- What is being asked: Select from the records below every line that has the word "JSON" in it.

- Records for the exercise:
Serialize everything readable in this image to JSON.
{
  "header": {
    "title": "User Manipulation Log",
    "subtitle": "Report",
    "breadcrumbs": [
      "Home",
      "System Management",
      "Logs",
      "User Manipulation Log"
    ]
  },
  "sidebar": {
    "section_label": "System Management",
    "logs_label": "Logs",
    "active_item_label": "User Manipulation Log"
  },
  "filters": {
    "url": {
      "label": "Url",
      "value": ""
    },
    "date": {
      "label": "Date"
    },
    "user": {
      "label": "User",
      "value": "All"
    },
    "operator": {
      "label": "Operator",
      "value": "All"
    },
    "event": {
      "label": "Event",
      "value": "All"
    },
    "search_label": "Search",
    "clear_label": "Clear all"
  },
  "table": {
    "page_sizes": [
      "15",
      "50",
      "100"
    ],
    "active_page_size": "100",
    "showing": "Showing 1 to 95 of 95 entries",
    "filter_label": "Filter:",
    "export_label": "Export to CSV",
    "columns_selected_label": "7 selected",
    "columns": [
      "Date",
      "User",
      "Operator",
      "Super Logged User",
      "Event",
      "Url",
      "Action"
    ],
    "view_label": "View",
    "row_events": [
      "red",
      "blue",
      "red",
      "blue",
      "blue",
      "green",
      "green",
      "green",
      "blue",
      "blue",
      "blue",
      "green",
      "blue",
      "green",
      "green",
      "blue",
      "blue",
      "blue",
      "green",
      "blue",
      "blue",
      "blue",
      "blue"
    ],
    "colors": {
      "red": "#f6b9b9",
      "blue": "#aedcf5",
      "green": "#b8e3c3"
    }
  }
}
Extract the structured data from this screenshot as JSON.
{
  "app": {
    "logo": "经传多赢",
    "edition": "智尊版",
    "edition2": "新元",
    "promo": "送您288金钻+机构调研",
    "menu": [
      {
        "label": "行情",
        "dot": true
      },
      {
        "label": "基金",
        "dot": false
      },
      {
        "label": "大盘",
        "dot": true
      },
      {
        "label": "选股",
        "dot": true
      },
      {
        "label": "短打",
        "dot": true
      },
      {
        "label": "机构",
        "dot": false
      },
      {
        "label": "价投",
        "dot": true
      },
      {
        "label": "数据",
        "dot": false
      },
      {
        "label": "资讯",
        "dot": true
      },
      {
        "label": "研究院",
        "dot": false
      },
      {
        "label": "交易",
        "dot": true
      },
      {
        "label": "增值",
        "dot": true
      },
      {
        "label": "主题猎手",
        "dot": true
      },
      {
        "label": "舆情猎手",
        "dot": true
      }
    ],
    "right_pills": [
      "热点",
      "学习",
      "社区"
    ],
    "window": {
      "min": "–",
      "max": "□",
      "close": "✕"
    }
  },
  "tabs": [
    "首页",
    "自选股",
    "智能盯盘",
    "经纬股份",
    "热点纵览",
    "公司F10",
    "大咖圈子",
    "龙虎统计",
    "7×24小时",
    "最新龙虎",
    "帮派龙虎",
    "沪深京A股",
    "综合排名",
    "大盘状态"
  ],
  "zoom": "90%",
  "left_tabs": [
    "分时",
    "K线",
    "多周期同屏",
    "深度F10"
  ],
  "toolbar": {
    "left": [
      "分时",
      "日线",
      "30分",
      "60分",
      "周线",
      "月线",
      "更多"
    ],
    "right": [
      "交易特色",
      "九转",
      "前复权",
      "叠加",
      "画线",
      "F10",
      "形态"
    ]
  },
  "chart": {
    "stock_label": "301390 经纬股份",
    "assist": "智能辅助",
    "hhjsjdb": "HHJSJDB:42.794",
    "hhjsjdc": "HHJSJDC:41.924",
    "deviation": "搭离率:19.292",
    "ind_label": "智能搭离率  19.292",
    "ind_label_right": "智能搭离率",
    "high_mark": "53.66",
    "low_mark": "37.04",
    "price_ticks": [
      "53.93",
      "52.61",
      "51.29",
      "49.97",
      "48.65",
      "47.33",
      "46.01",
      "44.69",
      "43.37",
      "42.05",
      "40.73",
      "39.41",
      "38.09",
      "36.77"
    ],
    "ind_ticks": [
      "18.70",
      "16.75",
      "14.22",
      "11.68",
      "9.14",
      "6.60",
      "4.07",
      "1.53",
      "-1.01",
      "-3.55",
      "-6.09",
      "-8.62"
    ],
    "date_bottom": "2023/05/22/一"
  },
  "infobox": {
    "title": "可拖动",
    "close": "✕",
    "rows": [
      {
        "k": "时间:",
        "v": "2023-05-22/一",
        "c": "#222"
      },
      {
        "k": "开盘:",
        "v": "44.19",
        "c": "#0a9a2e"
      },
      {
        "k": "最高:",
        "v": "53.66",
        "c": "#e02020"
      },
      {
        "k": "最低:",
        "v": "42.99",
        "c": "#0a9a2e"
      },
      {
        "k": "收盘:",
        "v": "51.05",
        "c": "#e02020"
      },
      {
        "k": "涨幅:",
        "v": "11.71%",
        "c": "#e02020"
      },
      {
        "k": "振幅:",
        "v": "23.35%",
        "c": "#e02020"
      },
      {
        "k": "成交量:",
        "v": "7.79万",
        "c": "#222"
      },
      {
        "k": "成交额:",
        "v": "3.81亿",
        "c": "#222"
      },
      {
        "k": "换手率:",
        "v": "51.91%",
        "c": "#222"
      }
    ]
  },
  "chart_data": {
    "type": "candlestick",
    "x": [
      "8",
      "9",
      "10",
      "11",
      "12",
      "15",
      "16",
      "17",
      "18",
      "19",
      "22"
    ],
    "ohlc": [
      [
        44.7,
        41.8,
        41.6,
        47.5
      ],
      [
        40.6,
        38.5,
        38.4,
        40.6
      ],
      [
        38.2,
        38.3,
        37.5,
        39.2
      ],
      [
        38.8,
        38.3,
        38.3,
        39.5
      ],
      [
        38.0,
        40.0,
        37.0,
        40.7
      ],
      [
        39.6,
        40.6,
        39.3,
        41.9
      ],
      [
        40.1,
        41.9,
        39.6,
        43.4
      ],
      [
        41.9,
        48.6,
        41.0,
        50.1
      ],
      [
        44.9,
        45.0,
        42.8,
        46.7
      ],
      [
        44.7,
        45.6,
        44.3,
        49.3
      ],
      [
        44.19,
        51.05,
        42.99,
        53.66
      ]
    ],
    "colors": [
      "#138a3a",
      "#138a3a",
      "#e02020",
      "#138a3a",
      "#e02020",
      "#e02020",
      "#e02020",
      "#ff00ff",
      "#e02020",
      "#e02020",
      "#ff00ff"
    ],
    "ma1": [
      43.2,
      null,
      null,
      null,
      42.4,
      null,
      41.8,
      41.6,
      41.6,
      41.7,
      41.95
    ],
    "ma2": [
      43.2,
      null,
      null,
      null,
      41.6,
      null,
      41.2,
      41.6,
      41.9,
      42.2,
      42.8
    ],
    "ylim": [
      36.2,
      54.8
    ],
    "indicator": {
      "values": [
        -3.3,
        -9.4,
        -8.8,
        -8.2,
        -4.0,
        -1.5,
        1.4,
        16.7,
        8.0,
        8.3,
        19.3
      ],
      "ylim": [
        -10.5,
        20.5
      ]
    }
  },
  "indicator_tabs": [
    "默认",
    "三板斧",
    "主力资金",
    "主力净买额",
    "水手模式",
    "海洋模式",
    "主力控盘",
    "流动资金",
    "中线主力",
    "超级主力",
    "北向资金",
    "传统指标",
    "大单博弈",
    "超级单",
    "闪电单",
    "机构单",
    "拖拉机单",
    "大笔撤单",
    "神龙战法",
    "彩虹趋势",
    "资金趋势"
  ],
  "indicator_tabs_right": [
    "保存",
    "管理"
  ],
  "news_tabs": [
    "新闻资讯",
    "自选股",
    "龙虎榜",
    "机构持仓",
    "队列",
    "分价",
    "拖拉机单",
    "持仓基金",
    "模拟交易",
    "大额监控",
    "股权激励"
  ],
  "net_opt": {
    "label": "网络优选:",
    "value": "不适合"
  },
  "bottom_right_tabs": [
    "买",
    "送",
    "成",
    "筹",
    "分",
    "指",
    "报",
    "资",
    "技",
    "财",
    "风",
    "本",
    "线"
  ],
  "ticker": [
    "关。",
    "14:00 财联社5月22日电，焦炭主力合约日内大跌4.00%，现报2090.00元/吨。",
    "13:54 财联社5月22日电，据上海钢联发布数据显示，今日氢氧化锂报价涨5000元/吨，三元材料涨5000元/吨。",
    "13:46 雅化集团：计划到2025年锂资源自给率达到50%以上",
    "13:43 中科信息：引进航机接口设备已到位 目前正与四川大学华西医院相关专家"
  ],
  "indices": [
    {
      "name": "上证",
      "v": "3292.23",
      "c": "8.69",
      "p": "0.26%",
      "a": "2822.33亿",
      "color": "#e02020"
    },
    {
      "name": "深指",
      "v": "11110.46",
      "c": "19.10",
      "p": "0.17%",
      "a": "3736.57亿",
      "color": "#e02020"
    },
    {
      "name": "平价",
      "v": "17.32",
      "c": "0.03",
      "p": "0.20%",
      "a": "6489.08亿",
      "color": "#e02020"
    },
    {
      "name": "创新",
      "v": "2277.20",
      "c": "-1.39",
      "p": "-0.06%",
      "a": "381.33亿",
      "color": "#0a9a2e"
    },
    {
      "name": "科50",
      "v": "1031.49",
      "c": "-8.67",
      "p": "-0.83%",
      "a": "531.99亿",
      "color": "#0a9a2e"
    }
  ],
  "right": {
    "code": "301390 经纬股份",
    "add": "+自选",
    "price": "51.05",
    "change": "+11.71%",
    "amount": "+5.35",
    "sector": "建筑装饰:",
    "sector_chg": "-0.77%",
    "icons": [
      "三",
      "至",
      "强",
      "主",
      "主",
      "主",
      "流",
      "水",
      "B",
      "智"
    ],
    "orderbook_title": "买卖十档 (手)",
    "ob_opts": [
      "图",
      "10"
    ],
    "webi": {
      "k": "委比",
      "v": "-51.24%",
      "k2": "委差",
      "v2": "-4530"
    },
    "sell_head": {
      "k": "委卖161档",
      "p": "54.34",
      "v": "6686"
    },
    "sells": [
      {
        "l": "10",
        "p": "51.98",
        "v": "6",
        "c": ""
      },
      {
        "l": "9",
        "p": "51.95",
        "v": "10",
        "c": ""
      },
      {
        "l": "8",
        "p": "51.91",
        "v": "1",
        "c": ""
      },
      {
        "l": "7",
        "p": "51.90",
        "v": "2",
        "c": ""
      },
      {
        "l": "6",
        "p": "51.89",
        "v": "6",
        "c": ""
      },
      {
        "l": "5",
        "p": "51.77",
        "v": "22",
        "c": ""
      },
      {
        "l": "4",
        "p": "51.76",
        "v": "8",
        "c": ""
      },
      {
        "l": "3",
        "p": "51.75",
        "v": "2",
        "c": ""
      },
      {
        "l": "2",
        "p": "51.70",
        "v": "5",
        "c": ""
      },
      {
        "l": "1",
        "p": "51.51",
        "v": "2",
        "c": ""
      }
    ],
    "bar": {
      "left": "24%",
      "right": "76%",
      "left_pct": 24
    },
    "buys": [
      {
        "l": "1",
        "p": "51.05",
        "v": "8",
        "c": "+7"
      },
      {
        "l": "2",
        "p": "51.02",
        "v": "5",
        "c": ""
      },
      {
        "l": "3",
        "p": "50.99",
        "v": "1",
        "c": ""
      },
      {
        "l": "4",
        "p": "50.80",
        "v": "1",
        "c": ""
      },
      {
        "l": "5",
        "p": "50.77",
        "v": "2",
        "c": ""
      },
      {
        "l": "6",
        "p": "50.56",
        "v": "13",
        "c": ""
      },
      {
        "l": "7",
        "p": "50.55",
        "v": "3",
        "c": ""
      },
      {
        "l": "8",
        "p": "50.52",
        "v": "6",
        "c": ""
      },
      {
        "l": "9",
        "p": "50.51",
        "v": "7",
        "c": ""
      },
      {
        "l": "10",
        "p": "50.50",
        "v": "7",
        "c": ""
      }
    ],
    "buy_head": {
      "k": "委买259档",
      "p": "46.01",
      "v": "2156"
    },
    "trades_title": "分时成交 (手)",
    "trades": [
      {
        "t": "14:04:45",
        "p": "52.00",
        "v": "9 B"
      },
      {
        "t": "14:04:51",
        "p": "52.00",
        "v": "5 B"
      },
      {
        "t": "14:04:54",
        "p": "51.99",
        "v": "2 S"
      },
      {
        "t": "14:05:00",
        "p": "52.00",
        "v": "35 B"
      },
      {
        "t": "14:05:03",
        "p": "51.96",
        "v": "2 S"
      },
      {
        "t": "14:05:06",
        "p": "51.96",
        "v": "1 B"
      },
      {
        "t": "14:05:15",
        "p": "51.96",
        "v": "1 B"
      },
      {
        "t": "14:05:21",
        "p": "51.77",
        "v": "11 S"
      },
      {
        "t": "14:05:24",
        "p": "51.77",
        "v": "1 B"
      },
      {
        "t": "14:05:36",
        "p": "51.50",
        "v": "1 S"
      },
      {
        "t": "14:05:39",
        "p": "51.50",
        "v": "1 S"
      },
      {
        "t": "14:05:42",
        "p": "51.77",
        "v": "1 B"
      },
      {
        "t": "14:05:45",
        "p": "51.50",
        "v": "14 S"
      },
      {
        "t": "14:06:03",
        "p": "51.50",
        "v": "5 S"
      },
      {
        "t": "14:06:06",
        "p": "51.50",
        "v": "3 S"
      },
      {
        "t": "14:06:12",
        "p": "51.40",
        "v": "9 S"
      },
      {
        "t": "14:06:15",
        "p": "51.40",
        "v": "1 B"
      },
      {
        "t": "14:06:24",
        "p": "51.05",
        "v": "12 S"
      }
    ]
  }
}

- Written response:
Serialize everything readable in this image to JSON.
Extract the structured data from this screenshot as JSON.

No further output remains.